■ **Task to complete**
Each line that holds the word "polyester" counts once; report how many lines do so and nothing else.

■ **Material to process**
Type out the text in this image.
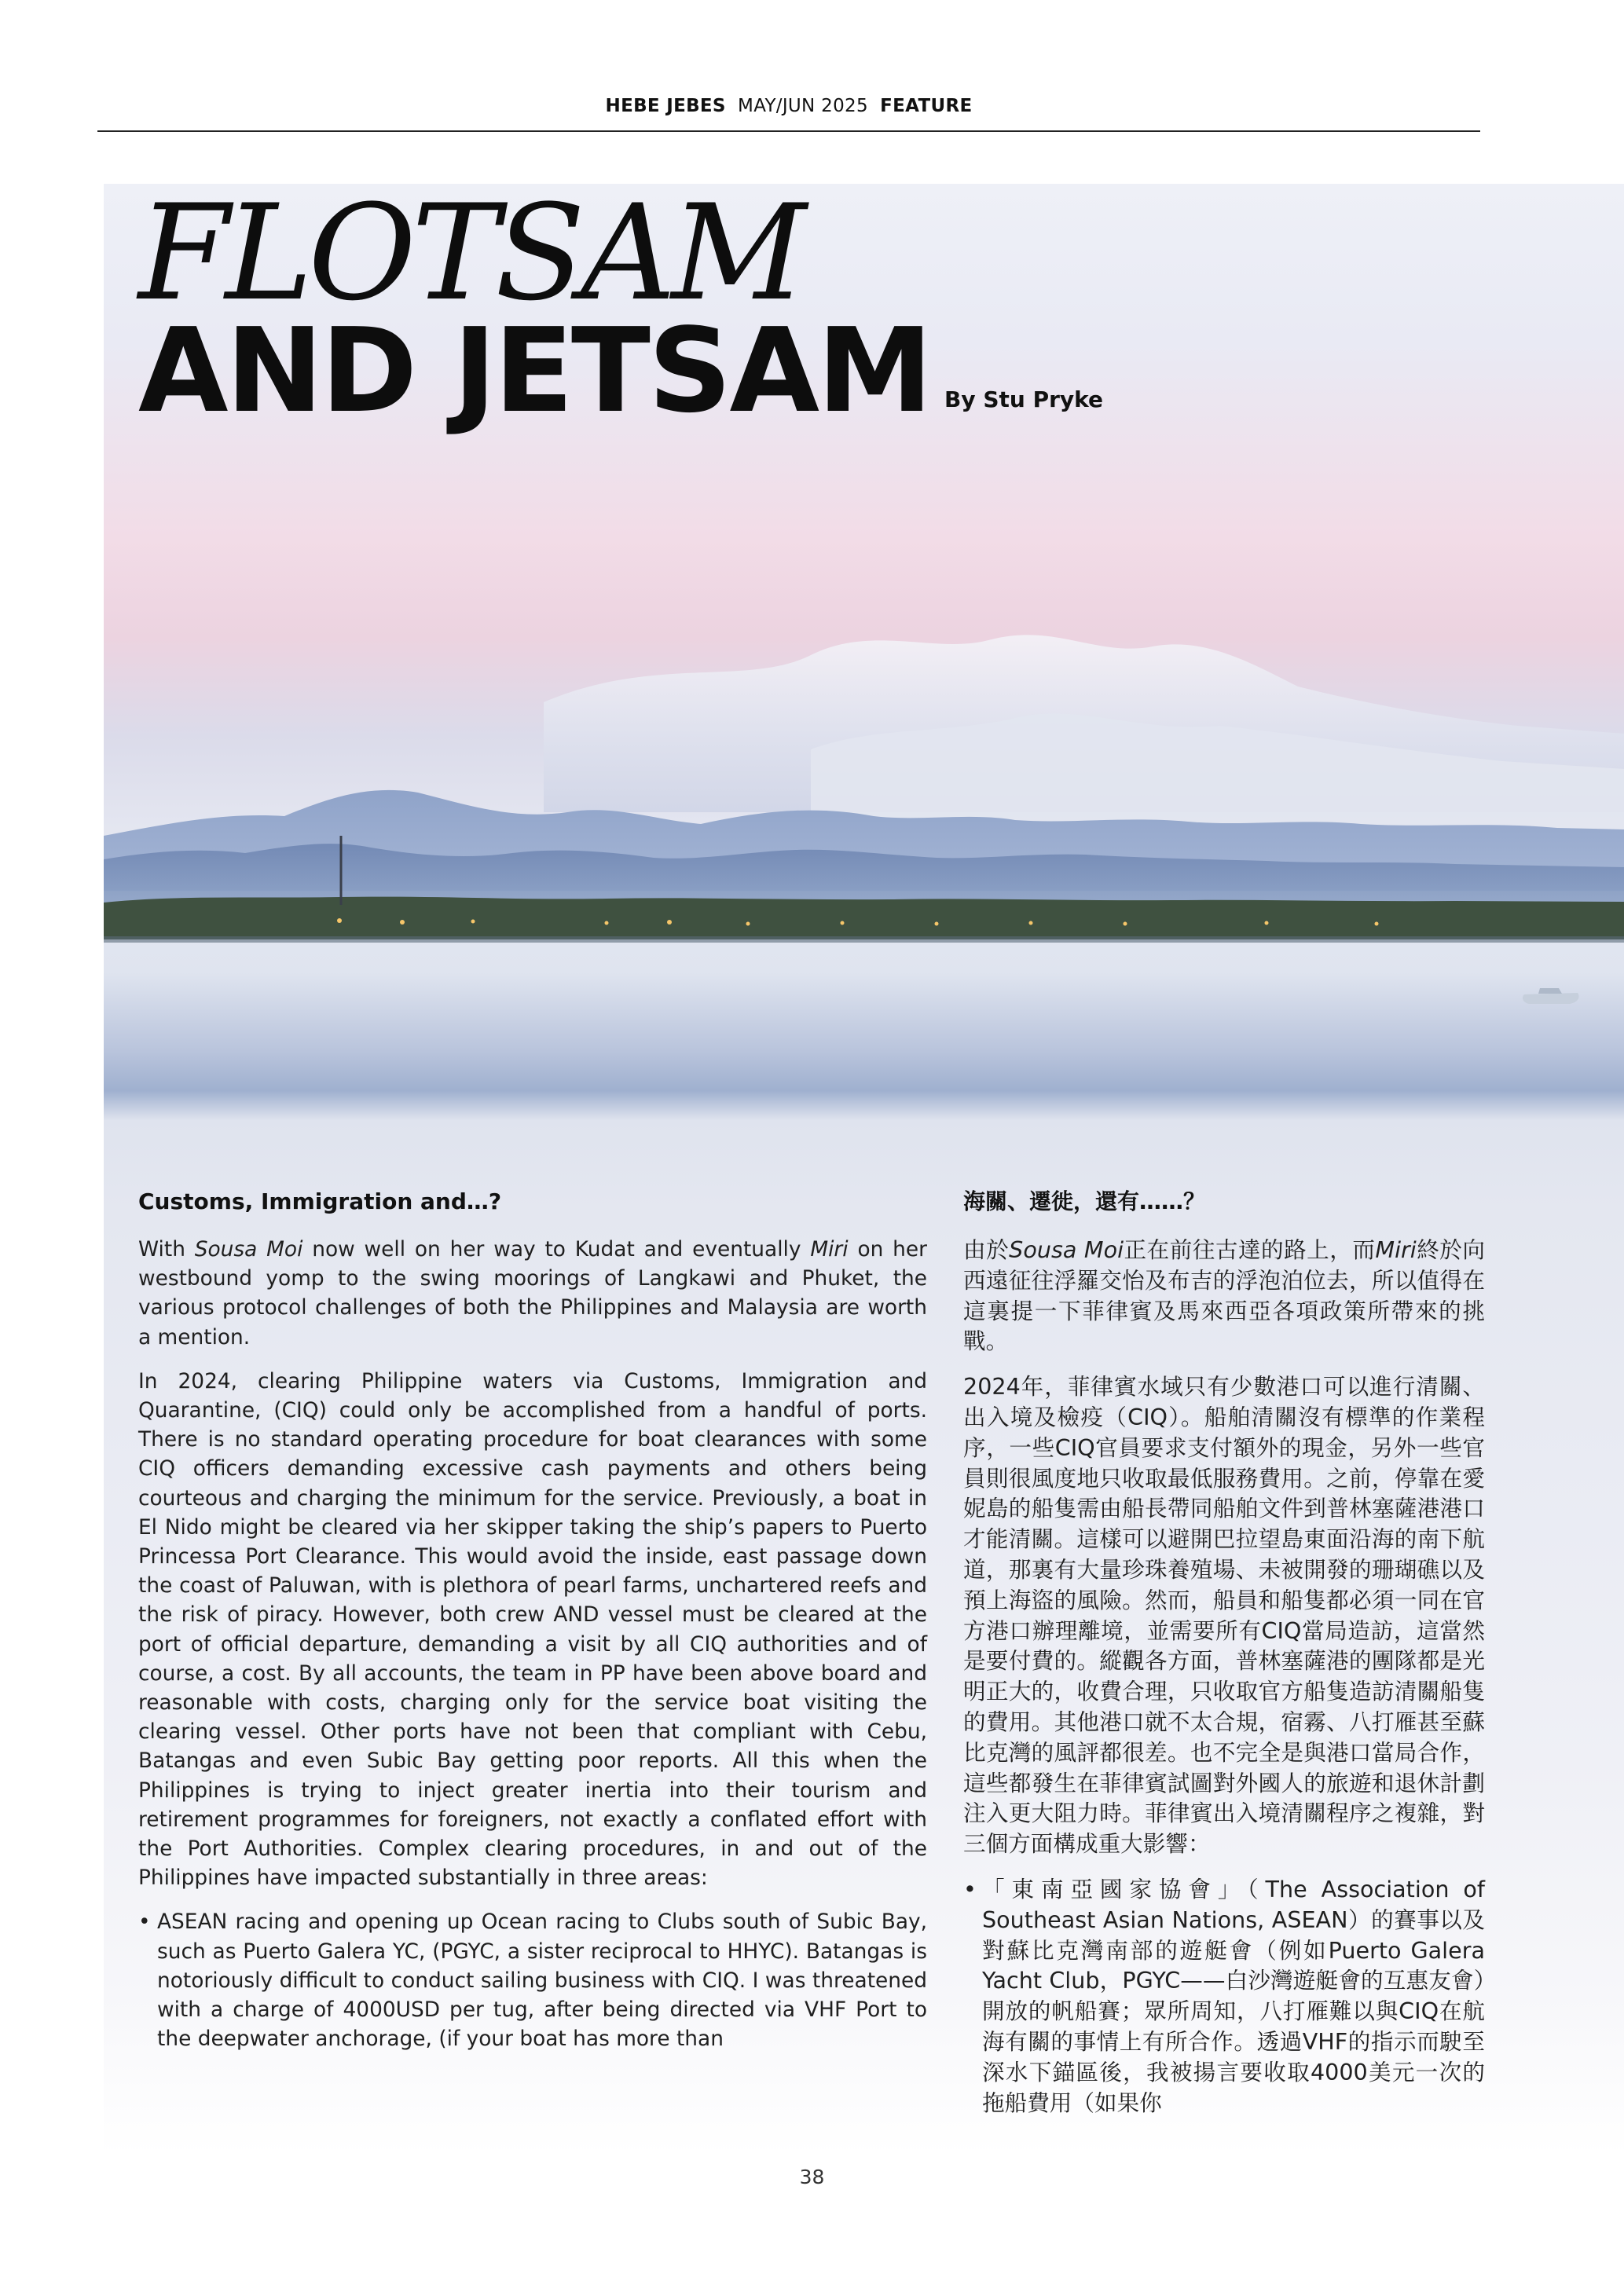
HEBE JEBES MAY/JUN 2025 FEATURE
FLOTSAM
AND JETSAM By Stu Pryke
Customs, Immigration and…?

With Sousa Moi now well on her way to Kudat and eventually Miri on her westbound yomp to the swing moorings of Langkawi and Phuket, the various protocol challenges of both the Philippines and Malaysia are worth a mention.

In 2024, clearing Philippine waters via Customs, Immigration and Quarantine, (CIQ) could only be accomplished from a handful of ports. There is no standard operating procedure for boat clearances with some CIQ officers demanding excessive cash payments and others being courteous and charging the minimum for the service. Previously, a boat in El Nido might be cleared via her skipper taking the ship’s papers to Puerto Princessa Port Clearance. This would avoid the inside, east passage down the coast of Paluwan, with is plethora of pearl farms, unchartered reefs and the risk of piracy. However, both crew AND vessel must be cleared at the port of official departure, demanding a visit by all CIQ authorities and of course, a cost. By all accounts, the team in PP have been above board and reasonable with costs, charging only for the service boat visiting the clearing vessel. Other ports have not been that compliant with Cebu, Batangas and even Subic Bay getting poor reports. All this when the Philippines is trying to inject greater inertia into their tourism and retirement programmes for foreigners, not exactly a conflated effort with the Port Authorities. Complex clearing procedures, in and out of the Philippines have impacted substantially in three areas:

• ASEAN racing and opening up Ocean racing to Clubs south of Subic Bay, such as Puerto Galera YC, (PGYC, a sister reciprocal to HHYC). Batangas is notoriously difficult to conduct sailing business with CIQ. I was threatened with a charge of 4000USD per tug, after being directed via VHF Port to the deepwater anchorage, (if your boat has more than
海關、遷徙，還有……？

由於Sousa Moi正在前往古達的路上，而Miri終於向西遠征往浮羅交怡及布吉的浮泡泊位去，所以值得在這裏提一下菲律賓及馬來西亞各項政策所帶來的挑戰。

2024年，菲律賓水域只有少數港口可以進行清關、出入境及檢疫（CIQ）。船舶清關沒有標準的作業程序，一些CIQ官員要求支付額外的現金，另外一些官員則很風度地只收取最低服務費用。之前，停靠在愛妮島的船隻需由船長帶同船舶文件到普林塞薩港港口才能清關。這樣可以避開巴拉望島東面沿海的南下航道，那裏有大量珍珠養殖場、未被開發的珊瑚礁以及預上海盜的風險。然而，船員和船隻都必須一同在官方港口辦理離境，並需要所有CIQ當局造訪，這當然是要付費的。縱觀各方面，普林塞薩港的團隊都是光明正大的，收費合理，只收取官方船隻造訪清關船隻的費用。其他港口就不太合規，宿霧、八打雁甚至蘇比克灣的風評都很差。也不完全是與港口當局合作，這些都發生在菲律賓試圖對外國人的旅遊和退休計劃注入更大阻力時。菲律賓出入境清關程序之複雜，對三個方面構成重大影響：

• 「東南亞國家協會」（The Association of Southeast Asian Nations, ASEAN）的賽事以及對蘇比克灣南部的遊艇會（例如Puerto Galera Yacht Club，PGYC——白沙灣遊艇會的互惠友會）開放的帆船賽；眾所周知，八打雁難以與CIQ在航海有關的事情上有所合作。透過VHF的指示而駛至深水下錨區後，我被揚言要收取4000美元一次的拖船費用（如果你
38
---
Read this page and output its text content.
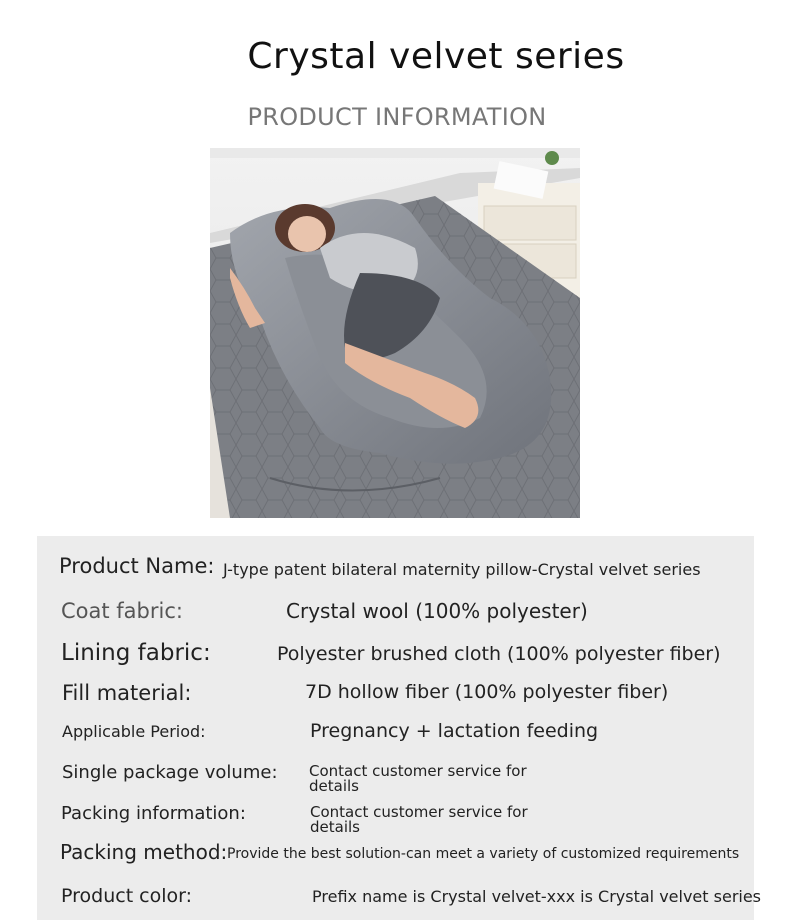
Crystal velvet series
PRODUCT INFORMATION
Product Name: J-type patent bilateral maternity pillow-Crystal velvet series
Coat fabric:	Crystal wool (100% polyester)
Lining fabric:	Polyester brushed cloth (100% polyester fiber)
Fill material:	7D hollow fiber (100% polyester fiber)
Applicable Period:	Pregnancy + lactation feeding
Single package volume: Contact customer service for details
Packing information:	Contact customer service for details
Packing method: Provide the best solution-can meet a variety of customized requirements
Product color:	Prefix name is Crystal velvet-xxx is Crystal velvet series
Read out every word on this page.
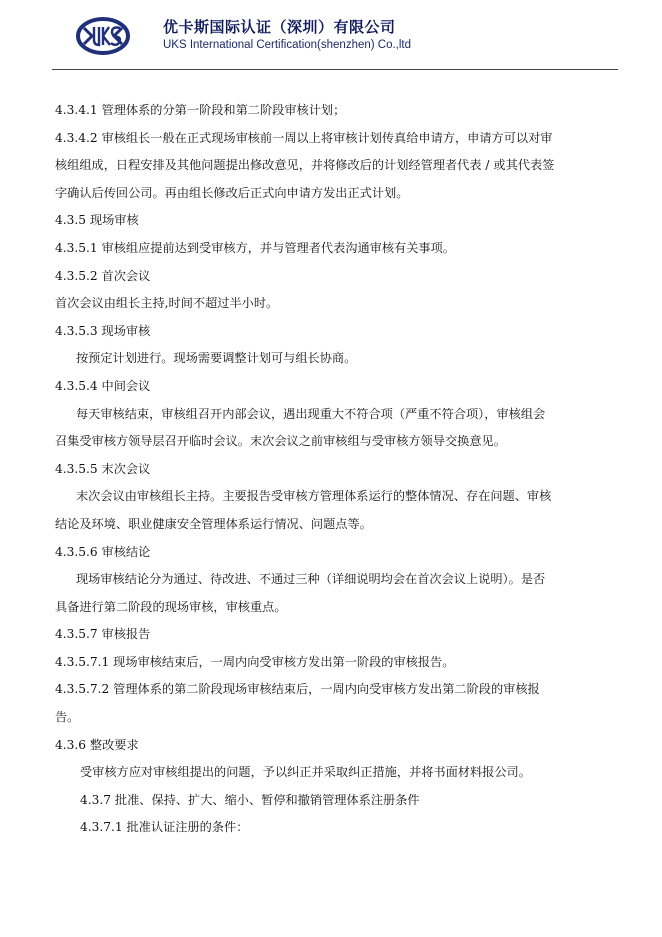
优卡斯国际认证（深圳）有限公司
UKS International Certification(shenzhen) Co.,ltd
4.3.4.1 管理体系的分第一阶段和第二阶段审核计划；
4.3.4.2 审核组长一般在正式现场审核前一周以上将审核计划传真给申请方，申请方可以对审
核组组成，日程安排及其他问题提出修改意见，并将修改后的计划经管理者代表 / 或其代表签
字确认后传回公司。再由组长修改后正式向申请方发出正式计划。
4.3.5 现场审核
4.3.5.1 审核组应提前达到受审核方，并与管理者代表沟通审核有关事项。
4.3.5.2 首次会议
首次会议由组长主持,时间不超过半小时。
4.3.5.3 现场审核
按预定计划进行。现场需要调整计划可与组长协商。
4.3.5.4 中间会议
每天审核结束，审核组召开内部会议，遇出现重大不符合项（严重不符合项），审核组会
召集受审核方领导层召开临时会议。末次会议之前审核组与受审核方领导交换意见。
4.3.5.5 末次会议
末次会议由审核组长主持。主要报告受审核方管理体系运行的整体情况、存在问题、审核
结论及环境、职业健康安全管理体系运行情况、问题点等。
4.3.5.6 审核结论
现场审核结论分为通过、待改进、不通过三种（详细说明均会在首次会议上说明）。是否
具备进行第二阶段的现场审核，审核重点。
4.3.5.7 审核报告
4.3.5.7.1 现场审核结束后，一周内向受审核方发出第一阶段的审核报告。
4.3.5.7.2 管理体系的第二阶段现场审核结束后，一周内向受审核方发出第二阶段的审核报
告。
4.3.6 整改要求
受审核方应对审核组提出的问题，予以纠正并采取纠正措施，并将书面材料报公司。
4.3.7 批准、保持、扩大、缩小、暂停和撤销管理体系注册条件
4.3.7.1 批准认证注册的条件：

■ **Answer to the problem**
3